● Work to do: Repeat everything in the material exactly.

● Task material:
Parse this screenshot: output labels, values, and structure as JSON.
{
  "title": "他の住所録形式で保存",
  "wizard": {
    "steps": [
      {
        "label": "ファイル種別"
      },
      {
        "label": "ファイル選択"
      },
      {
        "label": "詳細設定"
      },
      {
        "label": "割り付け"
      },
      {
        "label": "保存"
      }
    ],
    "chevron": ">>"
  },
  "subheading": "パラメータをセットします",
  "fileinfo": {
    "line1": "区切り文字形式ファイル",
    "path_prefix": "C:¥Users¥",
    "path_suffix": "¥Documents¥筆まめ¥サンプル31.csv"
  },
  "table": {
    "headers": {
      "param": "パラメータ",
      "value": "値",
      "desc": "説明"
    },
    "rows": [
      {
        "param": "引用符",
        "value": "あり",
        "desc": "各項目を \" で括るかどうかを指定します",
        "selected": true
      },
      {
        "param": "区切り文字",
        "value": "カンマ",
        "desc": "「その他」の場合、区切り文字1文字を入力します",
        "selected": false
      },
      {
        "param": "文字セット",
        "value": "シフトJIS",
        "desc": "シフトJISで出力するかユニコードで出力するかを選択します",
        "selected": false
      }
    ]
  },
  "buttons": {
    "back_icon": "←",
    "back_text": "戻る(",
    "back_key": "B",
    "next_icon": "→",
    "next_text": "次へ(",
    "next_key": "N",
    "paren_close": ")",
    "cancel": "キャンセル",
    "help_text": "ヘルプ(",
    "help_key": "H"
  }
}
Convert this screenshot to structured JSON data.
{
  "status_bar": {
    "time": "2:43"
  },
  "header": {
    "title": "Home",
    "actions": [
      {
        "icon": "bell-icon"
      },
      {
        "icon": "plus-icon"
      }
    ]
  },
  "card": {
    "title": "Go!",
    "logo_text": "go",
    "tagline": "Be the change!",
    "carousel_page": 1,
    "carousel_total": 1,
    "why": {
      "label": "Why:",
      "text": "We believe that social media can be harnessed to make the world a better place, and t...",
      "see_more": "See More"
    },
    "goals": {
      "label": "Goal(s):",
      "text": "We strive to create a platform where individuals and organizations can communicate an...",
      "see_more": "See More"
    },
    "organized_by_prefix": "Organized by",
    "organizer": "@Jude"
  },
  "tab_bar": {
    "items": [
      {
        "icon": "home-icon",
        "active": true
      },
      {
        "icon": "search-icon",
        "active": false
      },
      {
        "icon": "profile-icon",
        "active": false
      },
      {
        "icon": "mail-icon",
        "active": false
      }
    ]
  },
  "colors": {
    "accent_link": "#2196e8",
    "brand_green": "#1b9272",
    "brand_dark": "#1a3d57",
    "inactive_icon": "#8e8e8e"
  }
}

● Answer in full:
Parse this screenshot: output labels, values, and structure as JSON.
{
  "title": "他の住所録形式で保存",
  "wizard": {
    "steps": [
      {
        "label": "ファイル種別"
      },
      {
        "label": "ファイル選択"
      },
      {
        "label": "詳細設定"
      },
      {
        "label": "割り付け"
      },
      {
        "label": "保存"
      }
    ],
    "chevron": ">>"
  },
  "subheading": "パラメータをセットします",
  "fileinfo": {
    "line1": "区切り文字形式ファイル",
    "path_prefix": "C:¥Users¥",
    "path_suffix": "¥Documents¥筆まめ¥サンプル31.csv"
  },
  "table": {
    "headers": {
      "param": "パラメータ",
      "value": "値",
      "desc": "説明"
    },
    "rows": [
      {
        "param": "引用符",
        "value": "あり",
        "desc": "各項目を \" で括るかどうかを指定します",
        "selected": true
      },
      {
        "param": "区切り文字",
        "value": "カンマ",
        "desc": "「その他」の場合、区切り文字1文字を入力します",
        "selected": false
      },
      {
        "param": "文字セット",
        "value": "シフトJIS",
        "desc": "シフトJISで出力するかユニコードで出力するかを選択します",
        "selected": false
      }
    ]
  },
  "buttons": {
    "back_icon": "←",
    "back_text": "戻る(",
    "back_key": "B",
    "next_icon": "→",
    "next_text": "次へ(",
    "next_key": "N",
    "paren_close": ")",
    "cancel": "キャンセル",
    "help_text": "ヘルプ(",
    "help_key": "H"
  }
}
Convert this screenshot to structured JSON data.
{
  "status_bar": {
    "time": "2:43"
  },
  "header": {
    "title": "Home",
    "actions": [
      {
        "icon": "bell-icon"
      },
      {
        "icon": "plus-icon"
      }
    ]
  },
  "card": {
    "title": "Go!",
    "logo_text": "go",
    "tagline": "Be the change!",
    "carousel_page": 1,
    "carousel_total": 1,
    "why": {
      "label": "Why:",
      "text": "We believe that social media can be harnessed to make the world a better place, and t...",
      "see_more": "See More"
    },
    "goals": {
      "label": "Goal(s):",
      "text": "We strive to create a platform where individuals and organizations can communicate an...",
      "see_more": "See More"
    },
    "organized_by_prefix": "Organized by",
    "organizer": "@Jude"
  },
  "tab_bar": {
    "items": [
      {
        "icon": "home-icon",
        "active": true
      },
      {
        "icon": "search-icon",
        "active": false
      },
      {
        "icon": "profile-icon",
        "active": false
      },
      {
        "icon": "mail-icon",
        "active": false
      }
    ]
  },
  "colors": {
    "accent_link": "#2196e8",
    "brand_green": "#1b9272",
    "brand_dark": "#1a3d57",
    "inactive_icon": "#8e8e8e"
  }
}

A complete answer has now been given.